— start Data rows —

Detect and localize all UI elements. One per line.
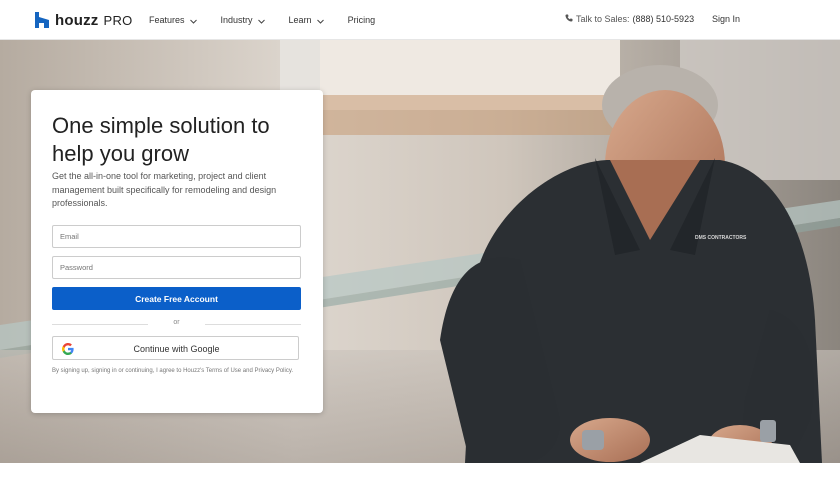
page: houzz PRO Features Industry Learn Pricin… bbox=[0, 0, 840, 477]
email-field[interactable] bbox=[52, 225, 301, 248]
houzz-pro-logo[interactable]: houzz PRO bbox=[35, 11, 133, 29]
shirt-logo: DMS CONTRACTORS bbox=[695, 235, 747, 241]
sales-phone-number: (888) 510-5923 bbox=[632, 14, 695, 24]
phone-icon bbox=[565, 14, 573, 24]
top-header: houzz PRO Features Industry Learn Pricin… bbox=[0, 0, 840, 40]
page-title: One simple solution to help you grow bbox=[52, 113, 270, 166]
continue-with-google-button[interactable]: Continue with Google bbox=[52, 336, 299, 360]
terms-text: By signing up, signing in or continuing,… bbox=[52, 367, 297, 376]
terms-and: and bbox=[241, 368, 255, 374]
nav-pricing[interactable]: Pricing bbox=[348, 15, 376, 25]
nav-features-label: Features bbox=[149, 15, 185, 25]
terms-of-use-link[interactable]: Terms of Use bbox=[206, 368, 241, 374]
talk-label: Talk to Sales: bbox=[576, 14, 630, 24]
terms-suffix: . bbox=[291, 368, 294, 374]
sign-in-link[interactable]: Sign In bbox=[712, 14, 740, 24]
logo-wordmark: houzz bbox=[55, 11, 99, 29]
page-subtitle: Get the all-in-one tool for marketing, p… bbox=[52, 171, 277, 208]
google-button-label: Continue with Google bbox=[133, 344, 220, 354]
privacy-policy-link[interactable]: Privacy Policy bbox=[255, 368, 292, 374]
logo-pro-label: PRO bbox=[103, 12, 133, 28]
nav-industry[interactable]: Industry bbox=[221, 15, 265, 25]
hero-bottom-strip bbox=[0, 463, 840, 477]
nav-features[interactable]: Features bbox=[149, 15, 197, 25]
nav-industry-label: Industry bbox=[220, 15, 253, 25]
password-field[interactable] bbox=[52, 256, 301, 279]
chevron-down-icon bbox=[316, 17, 324, 24]
main-nav: Features Industry Learn Pricing bbox=[149, 0, 399, 40]
houzz-logo-icon bbox=[35, 12, 49, 28]
divider-line-right bbox=[205, 324, 301, 325]
nav-learn-label: Learn bbox=[288, 15, 312, 25]
talk-to-sales[interactable]: Talk to Sales: (888) 510-5923 bbox=[565, 14, 694, 24]
nav-learn[interactable]: Learn bbox=[289, 15, 324, 25]
or-divider: or bbox=[52, 319, 301, 329]
chevron-down-icon bbox=[189, 17, 197, 24]
nav-pricing-label: Pricing bbox=[347, 15, 376, 25]
create-free-account-button[interactable]: Create Free Account bbox=[52, 287, 301, 310]
terms-prefix: By signing up, signing in or continuing,… bbox=[52, 368, 206, 374]
chevron-down-icon bbox=[257, 17, 265, 24]
signup-card: One simple solution to help you grow Get… bbox=[31, 90, 323, 413]
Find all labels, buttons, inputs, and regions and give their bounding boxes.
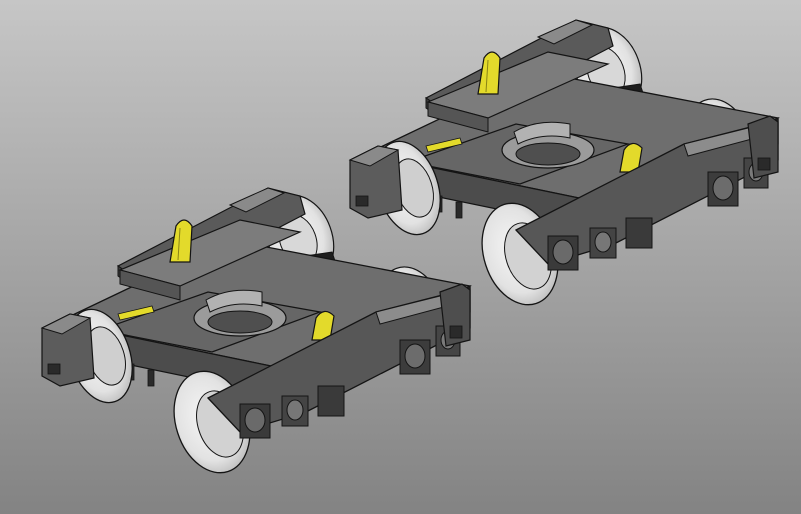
viewport-background — [0, 0, 801, 514]
cad-viewport[interactable] — [0, 0, 801, 514]
viewport-canvas[interactable] — [0, 0, 801, 514]
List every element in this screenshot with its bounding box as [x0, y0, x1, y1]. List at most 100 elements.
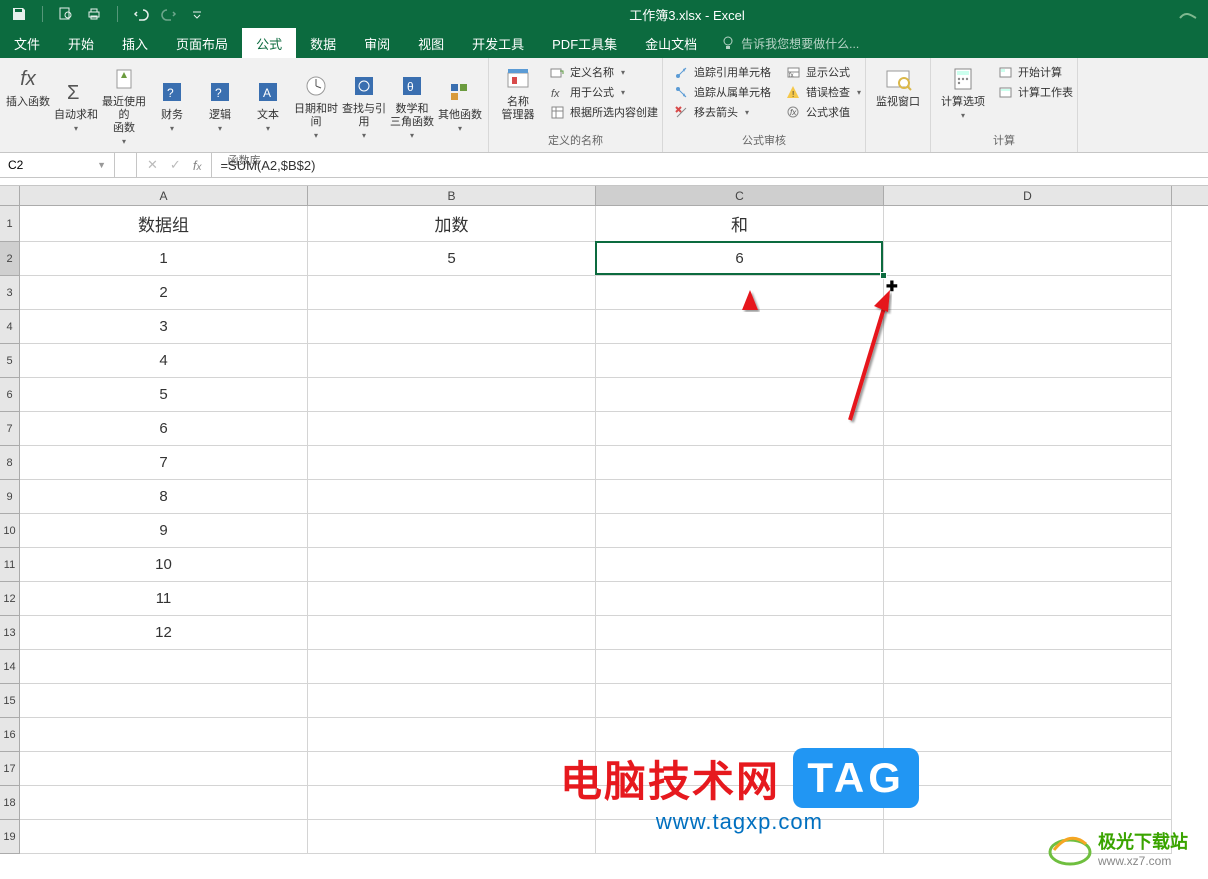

— end Data rows —

| What is needed |
Reproduce all of the data above with "caret-down-icon" substituted for every occurrence of "chevron-down-icon", changing nothing else and leaving out the pictures.

| Solved problem |
Detect and localize all UI elements. One per line.
page: houzz PRO Features Industry Learn Pricin… bbox=[0, 0, 840, 477]
email-field[interactable] bbox=[52, 225, 301, 248]
houzz-pro-logo[interactable]: houzz PRO bbox=[35, 11, 133, 29]
shirt-logo: DMS CONTRACTORS bbox=[695, 235, 747, 241]
sales-phone-number: (888) 510-5923 bbox=[632, 14, 695, 24]
phone-icon bbox=[565, 14, 573, 24]
top-header: houzz PRO Features Industry Learn Pricin… bbox=[0, 0, 840, 40]
page-title: One simple solution to help you grow bbox=[52, 113, 270, 166]
continue-with-google-button[interactable]: Continue with Google bbox=[52, 336, 299, 360]
terms-text: By signing up, signing in or continuing,… bbox=[52, 367, 297, 376]
terms-and: and bbox=[241, 368, 255, 374]
nav-pricing[interactable]: Pricing bbox=[348, 15, 376, 25]
nav-features-label: Features bbox=[149, 15, 185, 25]
terms-of-use-link[interactable]: Terms of Use bbox=[206, 368, 241, 374]
talk-label: Talk to Sales: bbox=[576, 14, 630, 24]
terms-suffix: . bbox=[291, 368, 294, 374]
sign-in-link[interactable]: Sign In bbox=[712, 14, 740, 24]
logo-wordmark: houzz bbox=[55, 11, 99, 29]
page-subtitle: Get the all-in-one tool for marketing, p… bbox=[52, 171, 277, 208]
google-button-label: Continue with Google bbox=[133, 344, 220, 354]
privacy-policy-link[interactable]: Privacy Policy bbox=[255, 368, 292, 374]
logo-pro-label: PRO bbox=[103, 12, 133, 28]
nav-industry[interactable]: Industry bbox=[221, 15, 265, 25]
hero-bottom-strip bbox=[0, 463, 840, 477]
nav-features[interactable]: Features bbox=[149, 15, 197, 25]
nav-industry-label: Industry bbox=[220, 15, 253, 25]
password-field[interactable] bbox=[52, 256, 301, 279]
caret-down-icon bbox=[316, 17, 324, 24]
main-nav: Features Industry Learn Pricing bbox=[149, 0, 399, 40]
houzz-logo-icon bbox=[35, 12, 49, 28]
divider-line-right bbox=[205, 324, 301, 325]
nav-learn-label: Learn bbox=[288, 15, 312, 25]
talk-to-sales[interactable]: Talk to Sales: (888) 510-5923 bbox=[565, 14, 694, 24]
nav-learn[interactable]: Learn bbox=[289, 15, 324, 25]
or-divider: or bbox=[52, 319, 301, 329]
caret-down-icon bbox=[189, 17, 197, 24]
nav-pricing-label: Pricing bbox=[347, 15, 376, 25]
create-free-account-button[interactable]: Create Free Account bbox=[52, 287, 301, 310]
terms-prefix: By signing up, signing in or continuing,… bbox=[52, 368, 206, 374]
caret-down-icon bbox=[257, 17, 265, 24]
signup-card: One simple solution to help you grow Get… bbox=[31, 90, 323, 413]
Find all labels, buttons, inputs, and regions and give their bounding boxes.
viewport-background — [0, 0, 801, 514]
cad-viewport[interactable] — [0, 0, 801, 514]
viewport-canvas[interactable] — [0, 0, 801, 514]
List every element in this screenshot with its bounding box as [x0, y0, x1, y1]. List at most 100 elements.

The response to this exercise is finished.